**Document text:**
3 Life Lessons Learned from Camping in the Snow

August 9, 2018
Schuyler HornPower Skills

About five years ago my childhood friend, Conor, summited Denali. When he returned, he would not stop hounding me to do a winter camping trip. Conor told me all sorts of stories about his time glacier camping. How when he woke up in his tent there was a freezing layer of ice all around him from his breath. How he would have to pee in his Nalgene water bottle for a little extra warmth at night and then wash it out with boiling water in the morning so that he could drink from it during the day. And of course the breathtaking views and solitude he experienced day to day.

Hearing those stories made winter camping sound a little too intense for me. I felt like it was not really my thing, but for some reason, I was still drawn to the experience because of how different it was from my day-to-day life. I was in my third year of working an office job in Boston and needed to shake things up from the monotony of my nine to five lifestyle. He assured me that he had the equipment and the knowledge we’d need to survive under extreme circumstances. So, with the basic reassurance that he would do everything he could to make sure I survived, I agreed to embark on this journey with him. The weekend before Thanksgiving we headed to the White Mountains for 3 days and 2 nights–and I began my journey of learning what it's like to live in the snow.

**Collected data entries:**
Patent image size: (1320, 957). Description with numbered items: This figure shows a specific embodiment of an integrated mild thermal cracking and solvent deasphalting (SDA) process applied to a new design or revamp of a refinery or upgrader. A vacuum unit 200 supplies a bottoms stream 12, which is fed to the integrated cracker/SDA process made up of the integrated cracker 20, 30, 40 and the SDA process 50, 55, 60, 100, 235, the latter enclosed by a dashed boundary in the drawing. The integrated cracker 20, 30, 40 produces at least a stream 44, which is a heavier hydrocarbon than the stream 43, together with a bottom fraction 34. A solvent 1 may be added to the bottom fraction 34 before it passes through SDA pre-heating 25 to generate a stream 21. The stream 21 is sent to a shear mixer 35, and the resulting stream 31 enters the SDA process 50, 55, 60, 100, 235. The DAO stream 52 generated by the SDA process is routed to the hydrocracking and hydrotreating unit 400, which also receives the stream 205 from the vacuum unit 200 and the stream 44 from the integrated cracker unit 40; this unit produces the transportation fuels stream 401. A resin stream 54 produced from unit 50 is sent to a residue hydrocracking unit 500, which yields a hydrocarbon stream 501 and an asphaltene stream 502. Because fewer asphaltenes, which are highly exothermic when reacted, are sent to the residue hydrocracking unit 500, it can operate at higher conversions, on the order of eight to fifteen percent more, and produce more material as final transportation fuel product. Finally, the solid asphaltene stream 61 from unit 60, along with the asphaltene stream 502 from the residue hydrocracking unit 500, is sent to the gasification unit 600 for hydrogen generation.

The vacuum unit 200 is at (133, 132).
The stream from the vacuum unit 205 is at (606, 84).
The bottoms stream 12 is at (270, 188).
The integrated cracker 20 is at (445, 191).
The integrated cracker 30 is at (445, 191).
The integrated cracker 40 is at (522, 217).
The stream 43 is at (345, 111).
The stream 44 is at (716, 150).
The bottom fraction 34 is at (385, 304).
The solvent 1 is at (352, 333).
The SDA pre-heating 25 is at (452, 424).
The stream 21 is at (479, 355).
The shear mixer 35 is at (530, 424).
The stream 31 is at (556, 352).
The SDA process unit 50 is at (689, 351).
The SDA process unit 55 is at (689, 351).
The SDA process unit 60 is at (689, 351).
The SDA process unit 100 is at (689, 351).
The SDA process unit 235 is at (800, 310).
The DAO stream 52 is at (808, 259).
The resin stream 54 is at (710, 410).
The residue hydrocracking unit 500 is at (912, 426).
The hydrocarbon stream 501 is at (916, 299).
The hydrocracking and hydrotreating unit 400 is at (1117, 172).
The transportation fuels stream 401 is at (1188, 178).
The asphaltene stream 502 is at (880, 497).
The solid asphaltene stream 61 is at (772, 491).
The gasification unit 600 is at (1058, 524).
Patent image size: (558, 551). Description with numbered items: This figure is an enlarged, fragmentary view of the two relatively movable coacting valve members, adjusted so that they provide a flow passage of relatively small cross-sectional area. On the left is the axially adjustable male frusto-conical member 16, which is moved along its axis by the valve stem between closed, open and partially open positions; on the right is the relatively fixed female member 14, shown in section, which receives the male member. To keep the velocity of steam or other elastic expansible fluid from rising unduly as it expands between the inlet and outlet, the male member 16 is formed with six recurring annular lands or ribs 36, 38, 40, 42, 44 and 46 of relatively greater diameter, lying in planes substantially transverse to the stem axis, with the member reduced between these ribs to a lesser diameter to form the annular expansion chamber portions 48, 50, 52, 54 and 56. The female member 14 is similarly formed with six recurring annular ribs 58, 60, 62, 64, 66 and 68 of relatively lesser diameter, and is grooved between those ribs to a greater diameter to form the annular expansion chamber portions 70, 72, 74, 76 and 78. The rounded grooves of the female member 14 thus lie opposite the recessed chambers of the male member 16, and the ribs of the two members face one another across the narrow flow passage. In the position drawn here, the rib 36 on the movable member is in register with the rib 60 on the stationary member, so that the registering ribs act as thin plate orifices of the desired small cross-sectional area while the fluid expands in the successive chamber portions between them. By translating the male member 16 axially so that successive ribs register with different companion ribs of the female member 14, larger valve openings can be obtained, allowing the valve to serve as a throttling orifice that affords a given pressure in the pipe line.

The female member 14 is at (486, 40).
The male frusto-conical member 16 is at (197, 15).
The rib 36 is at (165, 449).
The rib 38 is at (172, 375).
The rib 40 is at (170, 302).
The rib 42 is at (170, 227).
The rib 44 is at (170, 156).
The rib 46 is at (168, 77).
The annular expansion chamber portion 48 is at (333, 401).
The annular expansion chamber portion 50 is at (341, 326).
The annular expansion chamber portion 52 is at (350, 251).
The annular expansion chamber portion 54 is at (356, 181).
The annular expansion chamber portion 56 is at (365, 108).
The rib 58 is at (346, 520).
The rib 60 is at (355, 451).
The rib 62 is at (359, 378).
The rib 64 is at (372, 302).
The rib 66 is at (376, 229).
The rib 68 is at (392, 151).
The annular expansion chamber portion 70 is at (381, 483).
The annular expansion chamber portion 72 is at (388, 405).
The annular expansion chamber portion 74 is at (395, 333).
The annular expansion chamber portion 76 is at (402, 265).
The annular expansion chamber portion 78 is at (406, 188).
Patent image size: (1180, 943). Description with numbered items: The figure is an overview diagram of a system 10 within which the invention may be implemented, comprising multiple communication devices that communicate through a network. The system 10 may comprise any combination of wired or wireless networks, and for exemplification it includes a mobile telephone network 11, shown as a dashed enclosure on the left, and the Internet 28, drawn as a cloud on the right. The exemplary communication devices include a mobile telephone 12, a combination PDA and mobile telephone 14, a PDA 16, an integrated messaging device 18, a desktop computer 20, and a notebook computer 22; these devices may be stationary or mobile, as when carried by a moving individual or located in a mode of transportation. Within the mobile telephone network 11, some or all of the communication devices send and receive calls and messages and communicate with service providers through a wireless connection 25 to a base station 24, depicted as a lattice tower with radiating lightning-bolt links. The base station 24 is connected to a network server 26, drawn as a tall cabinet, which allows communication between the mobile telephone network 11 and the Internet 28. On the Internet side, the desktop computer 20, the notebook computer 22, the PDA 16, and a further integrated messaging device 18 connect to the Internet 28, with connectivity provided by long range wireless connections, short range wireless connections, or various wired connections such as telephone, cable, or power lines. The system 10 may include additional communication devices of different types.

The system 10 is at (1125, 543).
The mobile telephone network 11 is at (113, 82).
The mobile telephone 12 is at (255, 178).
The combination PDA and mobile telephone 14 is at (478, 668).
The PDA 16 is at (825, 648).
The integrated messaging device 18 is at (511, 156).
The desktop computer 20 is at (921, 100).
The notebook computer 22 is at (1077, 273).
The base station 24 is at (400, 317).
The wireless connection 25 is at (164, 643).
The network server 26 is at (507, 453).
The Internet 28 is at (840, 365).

**Exercise 1:** Rewrite the stretch of the snow camping post from "August 9, 2018" through "day to day.", substituting "Mount Rainier" for "Denali".
**Exercise 2:** Duplicate the stretch of the records from the line that contains "Patent image size: (1180, 943)." through the line that contains "The wireless connection 25 is at (164, 643).", keeping every character unchanged.

**Reply 1:**
August 9, 2018
Schuyler HornPower Skills

About five years ago my childhood friend, Conor, summited Mount Rainier. When he returned, he would not stop hounding me to do a winter camping trip. Conor told me all sorts of stories about his time glacier camping. How when he woke up in his tent there was a freezing layer of ice all around him from his breath. How he would have to pee in his Nalgene water bottle for a little extra warmth at night and then wash it out with boiling water in the morning so that he could drink from it during the day. And of course the breathtaking views and solitude he experienced day to day.

**Reply 2:**
Patent image size: (1180, 943). Description with numbered items: The figure is an overview diagram of a system 10 within which the invention may be implemented, comprising multiple communication devices that communicate through a network. The system 10 may comprise any combination of wired or wireless networks, and for exemplification it includes a mobile telephone network 11, shown as a dashed enclosure on the left, and the Internet 28, drawn as a cloud on the right. The exemplary communication devices include a mobile telephone 12, a combination PDA and mobile telephone 14, a PDA 16, an integrated messaging device 18, a desktop computer 20, and a notebook computer 22; these devices may be stationary or mobile, as when carried by a moving individual or located in a mode of transportation. Within the mobile telephone network 11, some or all of the communication devices send and receive calls and messages and communicate with service providers through a wireless connection 25 to a base station 24, depicted as a lattice tower with radiating lightning-bolt links. The base station 24 is connected to a network server 26, drawn as a tall cabinet, which allows communication between the mobile telephone network 11 and the Internet 28. On the Internet side, the desktop computer 20, the notebook computer 22, the PDA 16, and a further integrated messaging device 18 connect to the Internet 28, with connectivity provided by long range wireless connections, short range wireless connections, or various wired connections such as telephone, cable, or power lines. The system 10 may include additional communication devices of different types.

The system 10 is at (1125, 543).
The mobile telephone network 11 is at (113, 82).
The mobile telephone 12 is at (255, 178).
The combination PDA and mobile telephone 14 is at (478, 668).
The PDA 16 is at (825, 648).
The integrated messaging device 18 is at (511, 156).
The desktop computer 20 is at (921, 100).
The notebook computer 22 is at (1077, 273).
The base station 24 is at (400, 317).
The wireless connection 25 is at (164, 643).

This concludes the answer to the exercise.